◆ **What the exercise asks**:
Give the data again exactly as written, skipping any pictures.

+++ Exercise input +++

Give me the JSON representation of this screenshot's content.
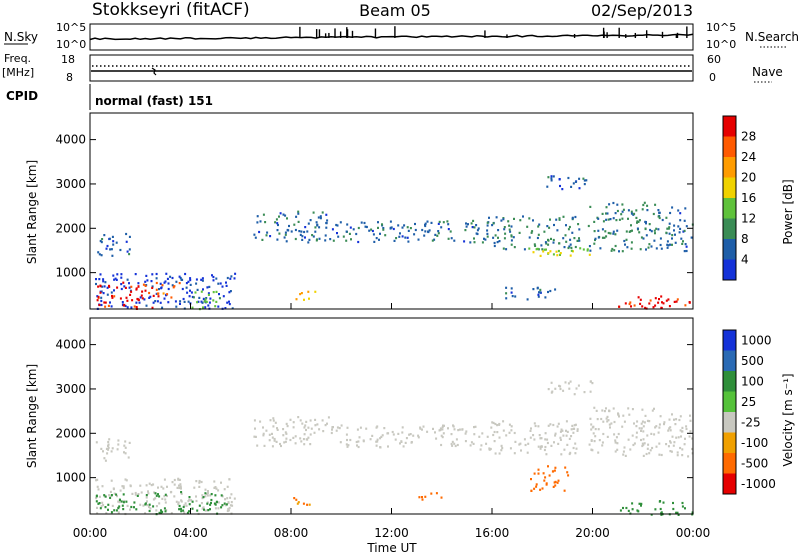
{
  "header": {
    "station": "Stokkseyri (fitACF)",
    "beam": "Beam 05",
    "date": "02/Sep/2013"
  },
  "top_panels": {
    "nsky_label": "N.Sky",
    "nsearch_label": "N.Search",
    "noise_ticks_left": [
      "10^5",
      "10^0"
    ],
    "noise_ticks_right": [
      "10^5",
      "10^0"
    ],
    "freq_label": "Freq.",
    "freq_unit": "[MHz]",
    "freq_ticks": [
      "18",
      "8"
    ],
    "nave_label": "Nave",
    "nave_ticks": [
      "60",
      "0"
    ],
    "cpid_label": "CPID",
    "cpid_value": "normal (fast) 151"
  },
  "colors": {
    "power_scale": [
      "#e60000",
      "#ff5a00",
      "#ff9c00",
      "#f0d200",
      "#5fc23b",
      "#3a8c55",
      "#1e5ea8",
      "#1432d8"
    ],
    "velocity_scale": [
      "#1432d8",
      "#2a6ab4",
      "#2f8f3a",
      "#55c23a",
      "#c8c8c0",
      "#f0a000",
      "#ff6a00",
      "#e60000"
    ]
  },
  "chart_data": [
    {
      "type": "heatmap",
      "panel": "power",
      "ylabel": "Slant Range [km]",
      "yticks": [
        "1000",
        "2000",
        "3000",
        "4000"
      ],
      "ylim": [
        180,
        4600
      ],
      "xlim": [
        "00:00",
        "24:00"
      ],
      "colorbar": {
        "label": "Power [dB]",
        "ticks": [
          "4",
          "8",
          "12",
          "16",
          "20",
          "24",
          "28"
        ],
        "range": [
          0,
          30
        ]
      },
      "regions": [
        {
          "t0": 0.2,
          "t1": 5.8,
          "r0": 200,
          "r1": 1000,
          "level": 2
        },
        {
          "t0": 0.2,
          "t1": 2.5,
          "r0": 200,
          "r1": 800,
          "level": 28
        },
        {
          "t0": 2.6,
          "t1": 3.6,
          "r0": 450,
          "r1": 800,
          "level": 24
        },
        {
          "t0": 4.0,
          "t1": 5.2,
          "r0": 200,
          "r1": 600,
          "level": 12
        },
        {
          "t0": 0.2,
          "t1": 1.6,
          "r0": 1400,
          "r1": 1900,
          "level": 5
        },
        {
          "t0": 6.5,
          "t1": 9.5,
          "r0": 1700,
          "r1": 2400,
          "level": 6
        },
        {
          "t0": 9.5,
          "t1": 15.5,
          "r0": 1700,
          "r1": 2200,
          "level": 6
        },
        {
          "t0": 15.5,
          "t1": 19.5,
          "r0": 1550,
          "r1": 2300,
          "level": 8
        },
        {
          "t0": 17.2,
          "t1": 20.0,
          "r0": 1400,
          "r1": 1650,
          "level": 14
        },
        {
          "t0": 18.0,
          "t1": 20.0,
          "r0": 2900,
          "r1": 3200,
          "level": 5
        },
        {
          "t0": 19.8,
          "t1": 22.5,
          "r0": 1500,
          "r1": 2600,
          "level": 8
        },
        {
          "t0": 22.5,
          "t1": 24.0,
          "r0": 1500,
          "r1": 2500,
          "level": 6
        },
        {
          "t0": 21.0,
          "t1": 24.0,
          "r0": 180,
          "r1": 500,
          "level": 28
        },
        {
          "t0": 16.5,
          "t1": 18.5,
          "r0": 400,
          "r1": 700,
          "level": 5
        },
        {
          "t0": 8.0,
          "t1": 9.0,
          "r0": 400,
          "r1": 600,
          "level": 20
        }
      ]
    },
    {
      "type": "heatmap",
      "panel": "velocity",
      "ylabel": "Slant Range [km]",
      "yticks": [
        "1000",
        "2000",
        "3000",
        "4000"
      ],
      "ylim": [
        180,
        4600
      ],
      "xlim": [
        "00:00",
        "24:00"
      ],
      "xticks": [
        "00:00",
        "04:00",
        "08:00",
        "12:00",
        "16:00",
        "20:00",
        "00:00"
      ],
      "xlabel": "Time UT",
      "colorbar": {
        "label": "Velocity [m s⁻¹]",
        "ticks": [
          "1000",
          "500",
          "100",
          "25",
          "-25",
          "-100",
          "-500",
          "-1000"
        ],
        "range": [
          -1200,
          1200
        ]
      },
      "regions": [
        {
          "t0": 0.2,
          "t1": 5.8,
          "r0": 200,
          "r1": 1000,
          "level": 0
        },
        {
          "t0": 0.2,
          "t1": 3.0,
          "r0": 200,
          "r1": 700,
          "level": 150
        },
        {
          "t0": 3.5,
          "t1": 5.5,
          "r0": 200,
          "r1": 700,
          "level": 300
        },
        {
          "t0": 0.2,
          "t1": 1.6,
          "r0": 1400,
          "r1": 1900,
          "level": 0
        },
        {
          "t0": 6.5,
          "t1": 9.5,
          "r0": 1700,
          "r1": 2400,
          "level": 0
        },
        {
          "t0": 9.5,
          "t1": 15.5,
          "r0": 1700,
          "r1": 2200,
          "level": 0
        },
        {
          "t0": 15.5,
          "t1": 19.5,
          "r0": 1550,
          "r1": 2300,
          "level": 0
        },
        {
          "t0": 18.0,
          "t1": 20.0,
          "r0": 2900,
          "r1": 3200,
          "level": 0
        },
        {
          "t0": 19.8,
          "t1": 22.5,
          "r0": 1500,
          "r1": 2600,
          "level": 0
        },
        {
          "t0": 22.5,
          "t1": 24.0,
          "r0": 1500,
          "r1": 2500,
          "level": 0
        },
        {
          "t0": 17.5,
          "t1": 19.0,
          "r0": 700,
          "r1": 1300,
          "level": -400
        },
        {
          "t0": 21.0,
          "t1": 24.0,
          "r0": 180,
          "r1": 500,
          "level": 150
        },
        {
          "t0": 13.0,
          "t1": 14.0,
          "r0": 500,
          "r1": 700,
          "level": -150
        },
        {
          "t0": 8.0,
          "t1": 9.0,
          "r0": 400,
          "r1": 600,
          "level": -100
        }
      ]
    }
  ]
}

+++

◆ **Solved problem**:
Give me the JSON representation of this screenshot's content.
{
  "header": {
    "station": "Stokkseyri (fitACF)",
    "beam": "Beam 05",
    "date": "02/Sep/2013"
  },
  "top_panels": {
    "nsky_label": "N.Sky",
    "nsearch_label": "N.Search",
    "noise_ticks_left": [
      "10^5",
      "10^0"
    ],
    "noise_ticks_right": [
      "10^5",
      "10^0"
    ],
    "freq_label": "Freq.",
    "freq_unit": "[MHz]",
    "freq_ticks": [
      "18",
      "8"
    ],
    "nave_label": "Nave",
    "nave_ticks": [
      "60",
      "0"
    ],
    "cpid_label": "CPID",
    "cpid_value": "normal (fast) 151"
  },
  "colors": {
    "power_scale": [
      "#e60000",
      "#ff5a00",
      "#ff9c00",
      "#f0d200",
      "#5fc23b",
      "#3a8c55",
      "#1e5ea8",
      "#1432d8"
    ],
    "velocity_scale": [
      "#1432d8",
      "#2a6ab4",
      "#2f8f3a",
      "#55c23a",
      "#c8c8c0",
      "#f0a000",
      "#ff6a00",
      "#e60000"
    ]
  },
  "chart_data": [
    {
      "type": "heatmap",
      "panel": "power",
      "ylabel": "Slant Range [km]",
      "yticks": [
        "1000",
        "2000",
        "3000",
        "4000"
      ],
      "ylim": [
        180,
        4600
      ],
      "xlim": [
        "00:00",
        "24:00"
      ],
      "colorbar": {
        "label": "Power [dB]",
        "ticks": [
          "4",
          "8",
          "12",
          "16",
          "20",
          "24",
          "28"
        ],
        "range": [
          0,
          30
        ]
      },
      "regions": [
        {
          "t0": 0.2,
          "t1": 5.8,
          "r0": 200,
          "r1": 1000,
          "level": 2
        },
        {
          "t0": 0.2,
          "t1": 2.5,
          "r0": 200,
          "r1": 800,
          "level": 28
        },
        {
          "t0": 2.6,
          "t1": 3.6,
          "r0": 450,
          "r1": 800,
          "level": 24
        },
        {
          "t0": 4.0,
          "t1": 5.2,
          "r0": 200,
          "r1": 600,
          "level": 12
        },
        {
          "t0": 0.2,
          "t1": 1.6,
          "r0": 1400,
          "r1": 1900,
          "level": 5
        },
        {
          "t0": 6.5,
          "t1": 9.5,
          "r0": 1700,
          "r1": 2400,
          "level": 6
        },
        {
          "t0": 9.5,
          "t1": 15.5,
          "r0": 1700,
          "r1": 2200,
          "level": 6
        },
        {
          "t0": 15.5,
          "t1": 19.5,
          "r0": 1550,
          "r1": 2300,
          "level": 8
        },
        {
          "t0": 17.2,
          "t1": 20.0,
          "r0": 1400,
          "r1": 1650,
          "level": 14
        },
        {
          "t0": 18.0,
          "t1": 20.0,
          "r0": 2900,
          "r1": 3200,
          "level": 5
        },
        {
          "t0": 19.8,
          "t1": 22.5,
          "r0": 1500,
          "r1": 2600,
          "level": 8
        },
        {
          "t0": 22.5,
          "t1": 24.0,
          "r0": 1500,
          "r1": 2500,
          "level": 6
        },
        {
          "t0": 21.0,
          "t1": 24.0,
          "r0": 180,
          "r1": 500,
          "level": 28
        },
        {
          "t0": 16.5,
          "t1": 18.5,
          "r0": 400,
          "r1": 700,
          "level": 5
        },
        {
          "t0": 8.0,
          "t1": 9.0,
          "r0": 400,
          "r1": 600,
          "level": 20
        }
      ]
    },
    {
      "type": "heatmap",
      "panel": "velocity",
      "ylabel": "Slant Range [km]",
      "yticks": [
        "1000",
        "2000",
        "3000",
        "4000"
      ],
      "ylim": [
        180,
        4600
      ],
      "xlim": [
        "00:00",
        "24:00"
      ],
      "xticks": [
        "00:00",
        "04:00",
        "08:00",
        "12:00",
        "16:00",
        "20:00",
        "00:00"
      ],
      "xlabel": "Time UT",
      "colorbar": {
        "label": "Velocity [m s⁻¹]",
        "ticks": [
          "1000",
          "500",
          "100",
          "25",
          "-25",
          "-100",
          "-500",
          "-1000"
        ],
        "range": [
          -1200,
          1200
        ]
      },
      "regions": [
        {
          "t0": 0.2,
          "t1": 5.8,
          "r0": 200,
          "r1": 1000,
          "level": 0
        },
        {
          "t0": 0.2,
          "t1": 3.0,
          "r0": 200,
          "r1": 700,
          "level": 150
        },
        {
          "t0": 3.5,
          "t1": 5.5,
          "r0": 200,
          "r1": 700,
          "level": 300
        },
        {
          "t0": 0.2,
          "t1": 1.6,
          "r0": 1400,
          "r1": 1900,
          "level": 0
        },
        {
          "t0": 6.5,
          "t1": 9.5,
          "r0": 1700,
          "r1": 2400,
          "level": 0
        },
        {
          "t0": 9.5,
          "t1": 15.5,
          "r0": 1700,
          "r1": 2200,
          "level": 0
        },
        {
          "t0": 15.5,
          "t1": 19.5,
          "r0": 1550,
          "r1": 2300,
          "level": 0
        },
        {
          "t0": 18.0,
          "t1": 20.0,
          "r0": 2900,
          "r1": 3200,
          "level": 0
        },
        {
          "t0": 19.8,
          "t1": 22.5,
          "r0": 1500,
          "r1": 2600,
          "level": 0
        },
        {
          "t0": 22.5,
          "t1": 24.0,
          "r0": 1500,
          "r1": 2500,
          "level": 0
        },
        {
          "t0": 17.5,
          "t1": 19.0,
          "r0": 700,
          "r1": 1300,
          "level": -400
        },
        {
          "t0": 21.0,
          "t1": 24.0,
          "r0": 180,
          "r1": 500,
          "level": 150
        },
        {
          "t0": 13.0,
          "t1": 14.0,
          "r0": 500,
          "r1": 700,
          "level": -150
        },
        {
          "t0": 8.0,
          "t1": 9.0,
          "r0": 400,
          "r1": 600,
          "level": -100
        }
      ]
    }
  ]
}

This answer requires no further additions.